▶ [TASK DESCRIPTION]:
Transcribe all of the material below word for word and leave out its pictures.

Dataset items
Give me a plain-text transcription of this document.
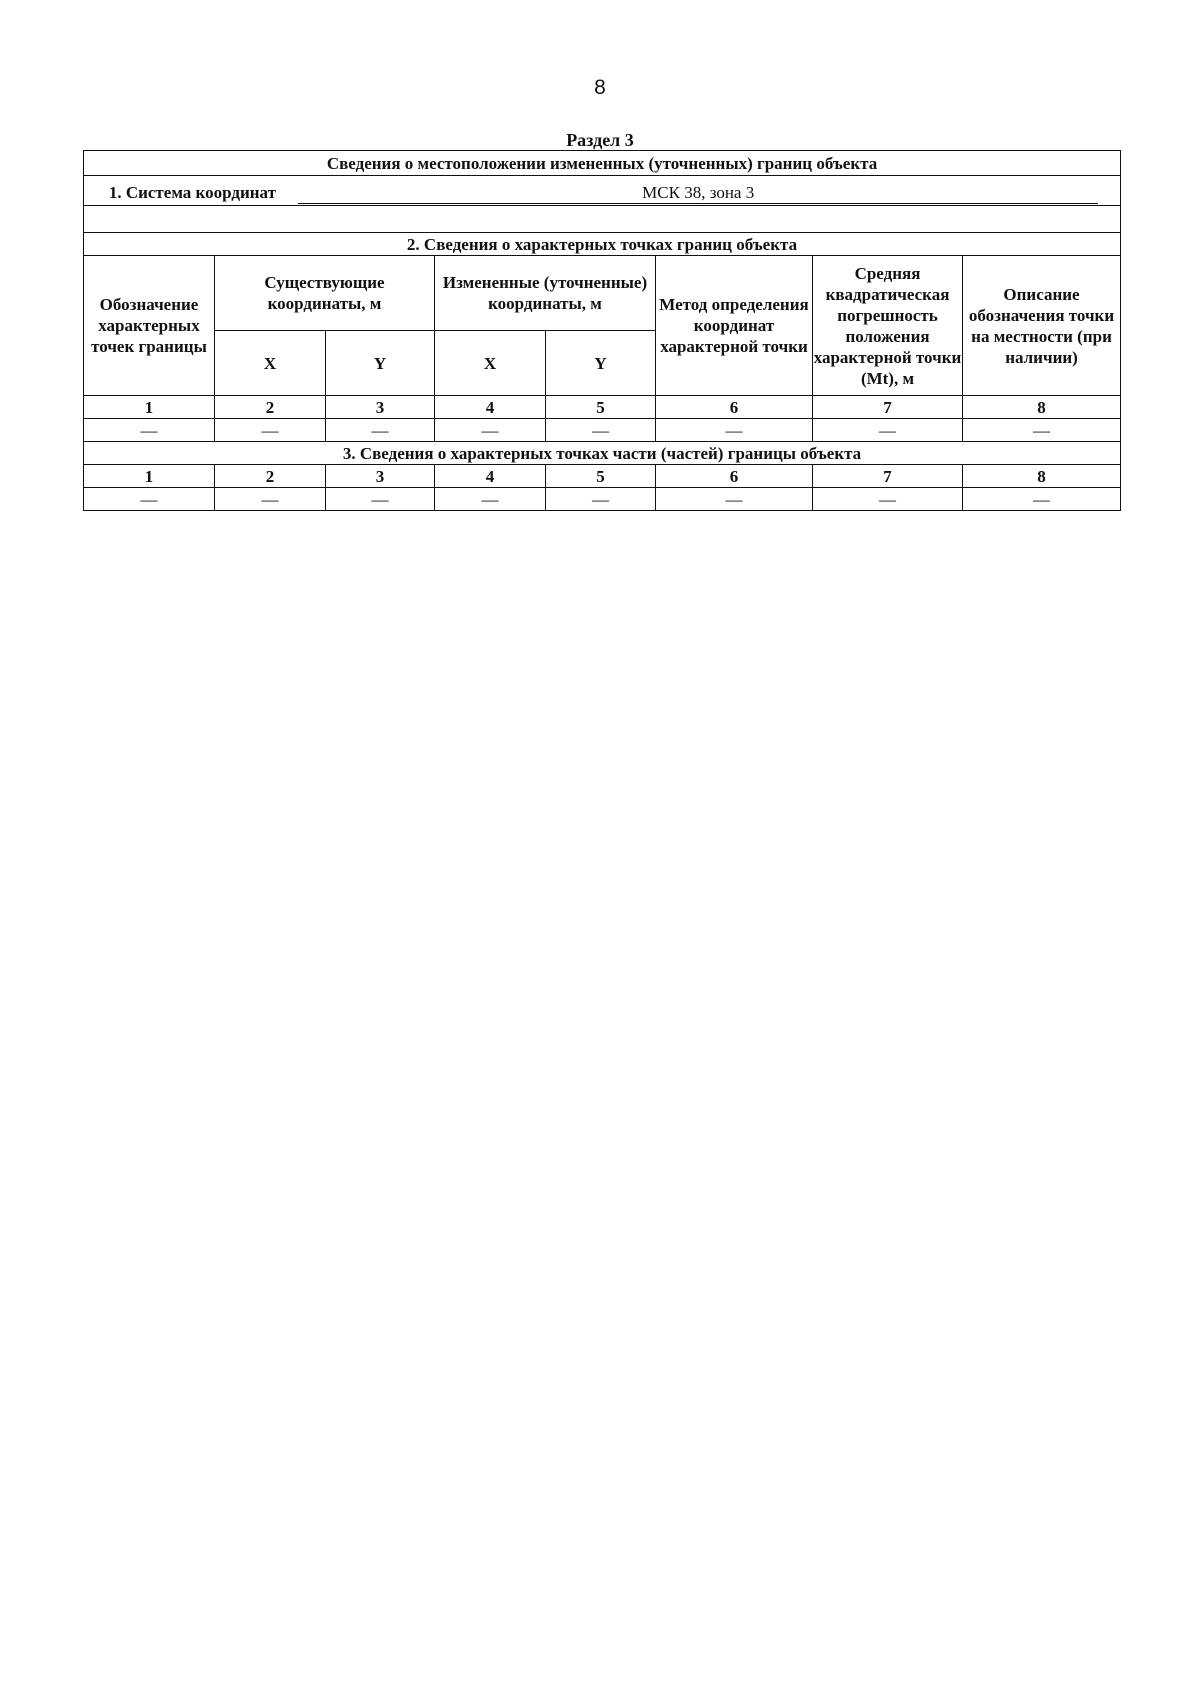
8
Раздел 3
Сведения о местоположении измененных (уточненных) границ объекта							
1. Система координат МСК 38, зона 3							

2. Сведения о характерных точках границ объекта							
Обозначение характерных точек границы	Существующие координаты, м		Измененные (уточненные) координаты, м		Метод определения координат характерной точки	Средняя квадратическая погрешность положения характерной точки (Mt), м	Описание обозначения точки на местности (при наличии)
	X	Y	X	Y			
1	2	3	4	5	6	7	8
—	—	—	—	—	—	—	—
3. Сведения о характерных точках части (частей) границы объекта							
1	2	3	4	5	6	7	8
—	—	—	—	—	—	—	—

▶ [SOLUTION TO THE PROBLEM]:
Give me a plain-text transcription of this document.
8
Раздел 3
Сведения о местоположении измененных (уточненных) границ объекта							
1. Система координат МСК 38, зона 3							

2. Сведения о характерных точках границ объекта							
Обозначение характерных точек границы	Существующие координаты, м		Измененные (уточненные) координаты, м		Метод определения координат характерной точки	Средняя квадратическая погрешность положения характерной точки (Mt), м	Описание обозначения точки на местности (при наличии)
	X	Y	X	Y			
1	2	3	4	5	6	7	8
—	—	—	—	—	—	—	—
3. Сведения о характерных точках части (частей) границы объекта							
1	2	3	4	5	6	7	8
—	—	—	—	—	—	—	—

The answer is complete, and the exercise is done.